*Work to complete*
All of the data that follows should be retyped exactly, please, except the pictures.

########

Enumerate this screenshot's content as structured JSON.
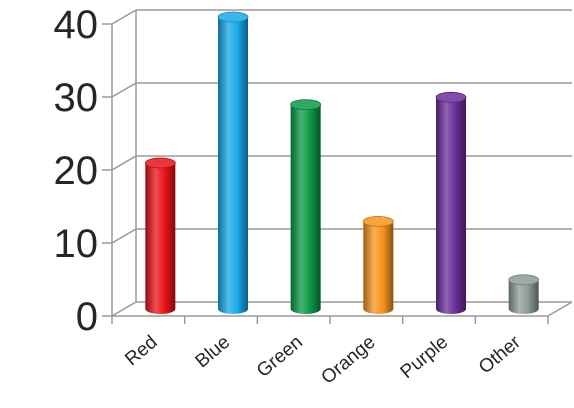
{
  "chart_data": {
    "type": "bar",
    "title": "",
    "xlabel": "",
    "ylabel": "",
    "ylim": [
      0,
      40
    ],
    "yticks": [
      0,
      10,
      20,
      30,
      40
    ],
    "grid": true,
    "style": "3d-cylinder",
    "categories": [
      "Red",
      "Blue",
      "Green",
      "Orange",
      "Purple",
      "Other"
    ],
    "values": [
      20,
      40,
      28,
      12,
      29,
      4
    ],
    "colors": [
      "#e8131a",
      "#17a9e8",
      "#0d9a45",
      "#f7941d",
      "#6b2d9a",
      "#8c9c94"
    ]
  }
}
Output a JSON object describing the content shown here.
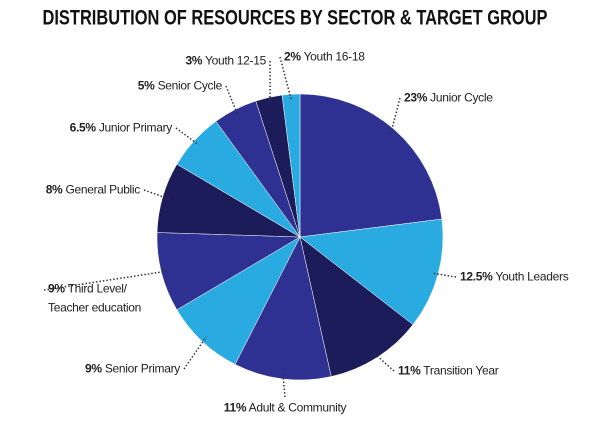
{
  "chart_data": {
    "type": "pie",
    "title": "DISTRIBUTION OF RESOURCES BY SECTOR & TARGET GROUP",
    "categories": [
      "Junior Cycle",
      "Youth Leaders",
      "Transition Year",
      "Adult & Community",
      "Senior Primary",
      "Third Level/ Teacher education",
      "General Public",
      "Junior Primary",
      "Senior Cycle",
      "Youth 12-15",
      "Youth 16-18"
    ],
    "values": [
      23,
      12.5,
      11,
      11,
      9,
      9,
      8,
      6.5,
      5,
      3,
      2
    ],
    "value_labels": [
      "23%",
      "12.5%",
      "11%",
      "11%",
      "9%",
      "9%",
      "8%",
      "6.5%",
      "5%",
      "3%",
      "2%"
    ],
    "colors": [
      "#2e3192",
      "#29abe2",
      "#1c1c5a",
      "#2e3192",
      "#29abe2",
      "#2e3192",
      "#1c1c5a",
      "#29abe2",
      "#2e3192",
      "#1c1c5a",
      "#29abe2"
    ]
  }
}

########

*Solution to the problem*
Enumerate this screenshot's content as structured JSON.
{
  "chart_data": {
    "type": "bar",
    "title": "",
    "xlabel": "",
    "ylabel": "",
    "ylim": [
      0,
      40
    ],
    "yticks": [
      0,
      10,
      20,
      30,
      40
    ],
    "grid": true,
    "style": "3d-cylinder",
    "categories": [
      "Red",
      "Blue",
      "Green",
      "Orange",
      "Purple",
      "Other"
    ],
    "values": [
      20,
      40,
      28,
      12,
      29,
      4
    ],
    "colors": [
      "#e8131a",
      "#17a9e8",
      "#0d9a45",
      "#f7941d",
      "#6b2d9a",
      "#8c9c94"
    ]
  }
}
Output a JSON object describing the content shown here.
{
  "chart_data": {
    "type": "pie",
    "title": "DISTRIBUTION OF RESOURCES BY SECTOR & TARGET GROUP",
    "categories": [
      "Junior Cycle",
      "Youth Leaders",
      "Transition Year",
      "Adult & Community",
      "Senior Primary",
      "Third Level/ Teacher education",
      "General Public",
      "Junior Primary",
      "Senior Cycle",
      "Youth 12-15",
      "Youth 16-18"
    ],
    "values": [
      23,
      12.5,
      11,
      11,
      9,
      9,
      8,
      6.5,
      5,
      3,
      2
    ],
    "value_labels": [
      "23%",
      "12.5%",
      "11%",
      "11%",
      "9%",
      "9%",
      "8%",
      "6.5%",
      "5%",
      "3%",
      "2%"
    ],
    "colors": [
      "#2e3192",
      "#29abe2",
      "#1c1c5a",
      "#2e3192",
      "#29abe2",
      "#2e3192",
      "#1c1c5a",
      "#29abe2",
      "#2e3192",
      "#1c1c5a",
      "#29abe2"
    ]
  }
}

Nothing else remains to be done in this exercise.